* [TASK PROMPT]
Restate exactly, and only, the lines from the one with "Enumerate this screenshot's" through the end of the data, with both of those end lines kept. Drop any pictures.

— start —

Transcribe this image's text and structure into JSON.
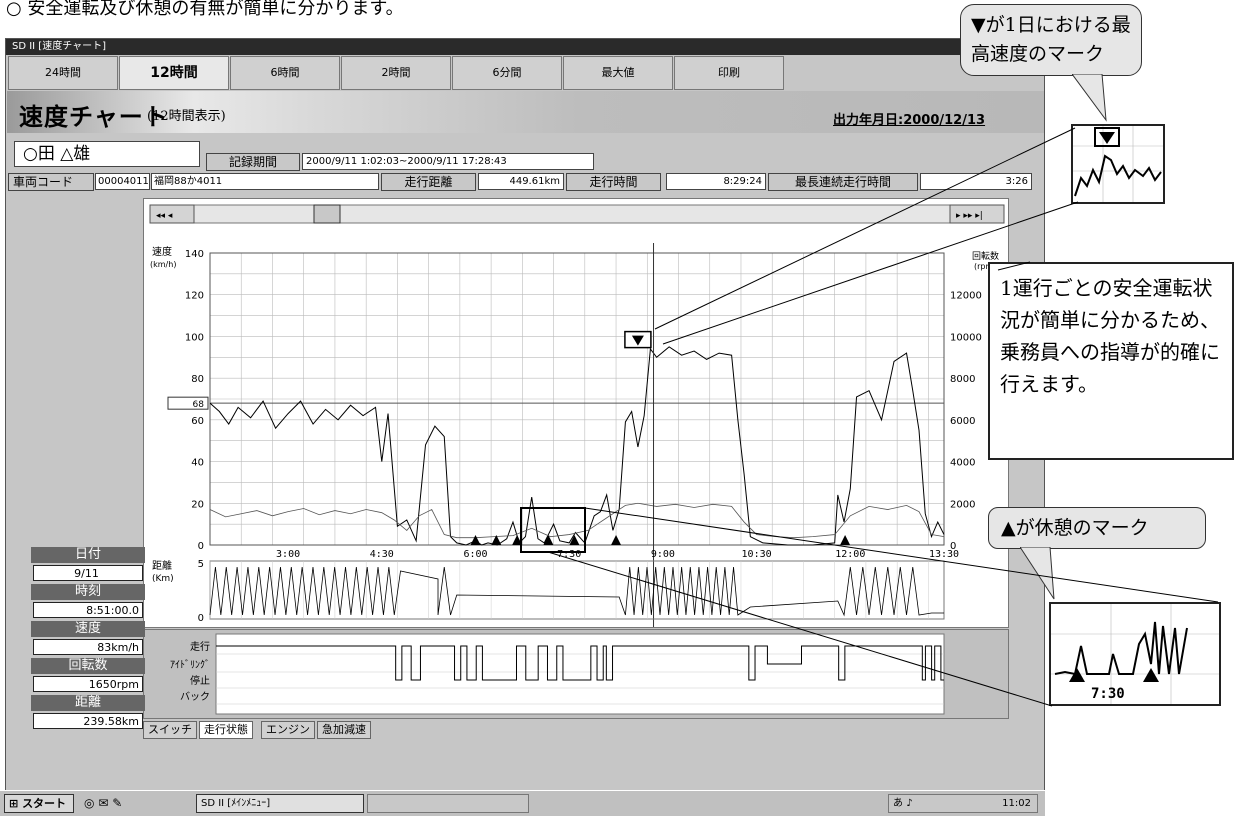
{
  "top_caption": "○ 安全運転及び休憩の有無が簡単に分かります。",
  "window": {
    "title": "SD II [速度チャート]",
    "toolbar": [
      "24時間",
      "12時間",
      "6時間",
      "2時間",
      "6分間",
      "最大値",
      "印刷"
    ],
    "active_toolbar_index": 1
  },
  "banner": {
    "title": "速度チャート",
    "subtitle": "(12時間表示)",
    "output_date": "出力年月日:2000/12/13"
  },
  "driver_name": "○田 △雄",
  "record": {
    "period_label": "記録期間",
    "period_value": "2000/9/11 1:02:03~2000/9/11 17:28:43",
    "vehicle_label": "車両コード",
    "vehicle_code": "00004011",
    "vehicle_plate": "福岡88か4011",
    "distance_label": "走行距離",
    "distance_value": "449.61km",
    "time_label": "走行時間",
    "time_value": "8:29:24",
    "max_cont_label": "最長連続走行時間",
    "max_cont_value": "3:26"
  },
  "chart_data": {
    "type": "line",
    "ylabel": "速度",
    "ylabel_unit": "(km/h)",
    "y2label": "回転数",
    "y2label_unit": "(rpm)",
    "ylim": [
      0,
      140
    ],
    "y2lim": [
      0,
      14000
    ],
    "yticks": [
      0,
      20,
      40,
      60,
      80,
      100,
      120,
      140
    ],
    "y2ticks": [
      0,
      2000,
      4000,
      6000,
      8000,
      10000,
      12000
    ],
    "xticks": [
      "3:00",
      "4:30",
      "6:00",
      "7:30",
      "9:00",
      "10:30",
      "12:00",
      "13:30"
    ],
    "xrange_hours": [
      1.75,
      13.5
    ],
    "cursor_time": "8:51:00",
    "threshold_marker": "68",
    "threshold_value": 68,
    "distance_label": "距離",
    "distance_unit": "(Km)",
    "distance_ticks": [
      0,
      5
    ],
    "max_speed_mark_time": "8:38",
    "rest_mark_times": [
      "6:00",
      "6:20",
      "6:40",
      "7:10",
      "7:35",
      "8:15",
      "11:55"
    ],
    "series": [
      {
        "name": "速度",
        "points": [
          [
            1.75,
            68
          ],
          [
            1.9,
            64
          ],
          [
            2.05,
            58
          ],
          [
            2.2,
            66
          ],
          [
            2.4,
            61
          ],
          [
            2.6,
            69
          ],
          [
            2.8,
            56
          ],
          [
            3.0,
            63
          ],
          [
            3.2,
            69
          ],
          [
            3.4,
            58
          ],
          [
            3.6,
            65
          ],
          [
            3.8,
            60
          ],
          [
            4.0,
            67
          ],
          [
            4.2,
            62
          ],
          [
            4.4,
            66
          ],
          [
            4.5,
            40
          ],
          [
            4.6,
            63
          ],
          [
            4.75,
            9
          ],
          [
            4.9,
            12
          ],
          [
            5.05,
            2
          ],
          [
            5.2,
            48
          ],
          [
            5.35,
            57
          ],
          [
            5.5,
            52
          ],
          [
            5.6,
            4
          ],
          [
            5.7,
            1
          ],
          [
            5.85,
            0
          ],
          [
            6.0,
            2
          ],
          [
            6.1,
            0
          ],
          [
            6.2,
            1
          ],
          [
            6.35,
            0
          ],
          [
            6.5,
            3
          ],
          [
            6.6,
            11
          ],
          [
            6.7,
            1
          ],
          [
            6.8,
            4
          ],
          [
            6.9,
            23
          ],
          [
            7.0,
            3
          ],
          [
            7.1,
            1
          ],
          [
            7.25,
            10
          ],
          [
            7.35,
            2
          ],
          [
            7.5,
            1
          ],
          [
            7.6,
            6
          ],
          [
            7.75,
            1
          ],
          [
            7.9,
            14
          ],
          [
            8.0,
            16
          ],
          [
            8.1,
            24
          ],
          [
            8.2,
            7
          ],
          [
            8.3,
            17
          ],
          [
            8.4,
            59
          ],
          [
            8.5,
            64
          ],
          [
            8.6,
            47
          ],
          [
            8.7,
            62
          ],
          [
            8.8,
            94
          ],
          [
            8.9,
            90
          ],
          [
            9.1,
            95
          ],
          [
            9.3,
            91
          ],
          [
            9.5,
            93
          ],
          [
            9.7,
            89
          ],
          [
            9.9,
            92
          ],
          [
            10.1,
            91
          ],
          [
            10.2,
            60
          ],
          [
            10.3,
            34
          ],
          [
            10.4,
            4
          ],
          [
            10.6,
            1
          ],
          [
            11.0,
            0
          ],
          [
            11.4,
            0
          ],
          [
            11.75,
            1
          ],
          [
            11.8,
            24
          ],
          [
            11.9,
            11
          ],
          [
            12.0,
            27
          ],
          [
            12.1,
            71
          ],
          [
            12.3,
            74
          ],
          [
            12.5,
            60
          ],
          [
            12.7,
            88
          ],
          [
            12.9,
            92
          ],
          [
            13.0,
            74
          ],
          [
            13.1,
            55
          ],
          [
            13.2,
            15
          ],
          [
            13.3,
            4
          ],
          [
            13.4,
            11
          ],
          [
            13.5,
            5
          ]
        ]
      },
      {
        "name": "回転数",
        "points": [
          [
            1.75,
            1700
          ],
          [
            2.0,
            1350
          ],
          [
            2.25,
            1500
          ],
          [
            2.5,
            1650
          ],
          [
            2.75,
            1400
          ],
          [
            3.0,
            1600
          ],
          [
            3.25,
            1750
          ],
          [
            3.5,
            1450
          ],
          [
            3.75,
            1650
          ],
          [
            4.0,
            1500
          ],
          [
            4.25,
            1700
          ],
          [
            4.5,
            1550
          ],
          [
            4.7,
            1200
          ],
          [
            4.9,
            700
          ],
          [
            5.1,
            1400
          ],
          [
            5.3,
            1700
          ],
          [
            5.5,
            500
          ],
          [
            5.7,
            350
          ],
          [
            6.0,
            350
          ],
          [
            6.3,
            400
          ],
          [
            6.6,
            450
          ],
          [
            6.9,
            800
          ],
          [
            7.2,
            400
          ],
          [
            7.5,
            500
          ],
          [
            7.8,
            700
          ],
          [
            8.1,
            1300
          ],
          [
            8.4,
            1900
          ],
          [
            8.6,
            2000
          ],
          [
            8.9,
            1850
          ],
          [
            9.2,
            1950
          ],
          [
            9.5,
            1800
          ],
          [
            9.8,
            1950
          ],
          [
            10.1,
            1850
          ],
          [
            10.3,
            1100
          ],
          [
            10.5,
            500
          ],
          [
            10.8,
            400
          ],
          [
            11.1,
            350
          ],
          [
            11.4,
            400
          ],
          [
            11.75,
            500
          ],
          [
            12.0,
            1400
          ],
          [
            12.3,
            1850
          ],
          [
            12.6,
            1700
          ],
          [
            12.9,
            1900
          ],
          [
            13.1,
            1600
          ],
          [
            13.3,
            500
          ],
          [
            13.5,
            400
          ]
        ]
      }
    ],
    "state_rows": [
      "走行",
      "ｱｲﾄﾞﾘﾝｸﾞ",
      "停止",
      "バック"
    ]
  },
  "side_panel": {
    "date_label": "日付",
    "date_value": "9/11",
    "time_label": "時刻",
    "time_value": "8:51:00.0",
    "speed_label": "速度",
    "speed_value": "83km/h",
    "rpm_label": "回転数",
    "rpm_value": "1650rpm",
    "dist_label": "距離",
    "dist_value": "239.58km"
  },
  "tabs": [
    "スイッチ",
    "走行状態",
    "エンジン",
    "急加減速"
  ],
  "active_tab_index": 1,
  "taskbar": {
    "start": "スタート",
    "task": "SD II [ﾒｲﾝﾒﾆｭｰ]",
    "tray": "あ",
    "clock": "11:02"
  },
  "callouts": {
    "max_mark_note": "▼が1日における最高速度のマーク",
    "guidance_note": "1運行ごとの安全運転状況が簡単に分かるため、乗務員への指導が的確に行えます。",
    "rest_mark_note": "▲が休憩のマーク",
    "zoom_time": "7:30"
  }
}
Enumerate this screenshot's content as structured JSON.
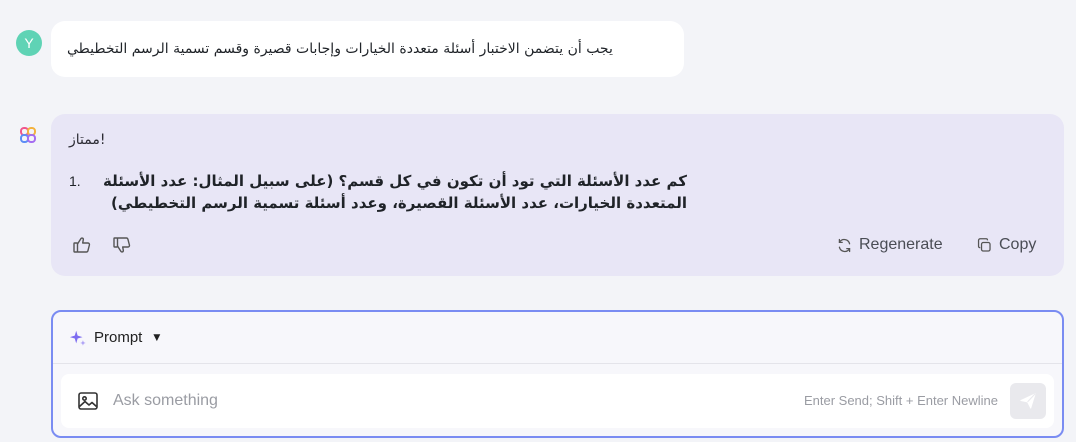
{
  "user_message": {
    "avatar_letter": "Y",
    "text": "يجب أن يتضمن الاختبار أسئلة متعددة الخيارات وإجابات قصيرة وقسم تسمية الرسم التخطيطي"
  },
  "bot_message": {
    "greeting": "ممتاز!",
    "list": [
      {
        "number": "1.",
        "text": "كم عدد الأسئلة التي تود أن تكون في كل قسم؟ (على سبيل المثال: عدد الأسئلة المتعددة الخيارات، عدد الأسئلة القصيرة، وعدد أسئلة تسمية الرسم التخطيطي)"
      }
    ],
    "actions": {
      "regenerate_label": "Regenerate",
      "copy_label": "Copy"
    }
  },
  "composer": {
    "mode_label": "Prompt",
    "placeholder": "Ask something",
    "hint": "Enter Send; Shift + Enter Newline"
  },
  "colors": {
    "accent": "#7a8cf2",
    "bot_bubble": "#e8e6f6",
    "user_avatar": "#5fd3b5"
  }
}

— end —

* [THE RESULT]
Enumerate this screenshot's content as structured JSON.
{
  "user_message": {
    "avatar_letter": "Y",
    "text": "يجب أن يتضمن الاختبار أسئلة متعددة الخيارات وإجابات قصيرة وقسم تسمية الرسم التخطيطي"
  },
  "bot_message": {
    "greeting": "ممتاز!",
    "list": [
      {
        "number": "1.",
        "text": "كم عدد الأسئلة التي تود أن تكون في كل قسم؟ (على سبيل المثال: عدد الأسئلة المتعددة الخيارات، عدد الأسئلة القصيرة، وعدد أسئلة تسمية الرسم التخطيطي)"
      }
    ],
    "actions": {
      "regenerate_label": "Regenerate",
      "copy_label": "Copy"
    }
  },
  "composer": {
    "mode_label": "Prompt",
    "placeholder": "Ask something",
    "hint": "Enter Send; Shift + Enter Newline"
  },
  "colors": {
    "accent": "#7a8cf2",
    "bot_bubble": "#e8e6f6",
    "user_avatar": "#5fd3b5"
  }
}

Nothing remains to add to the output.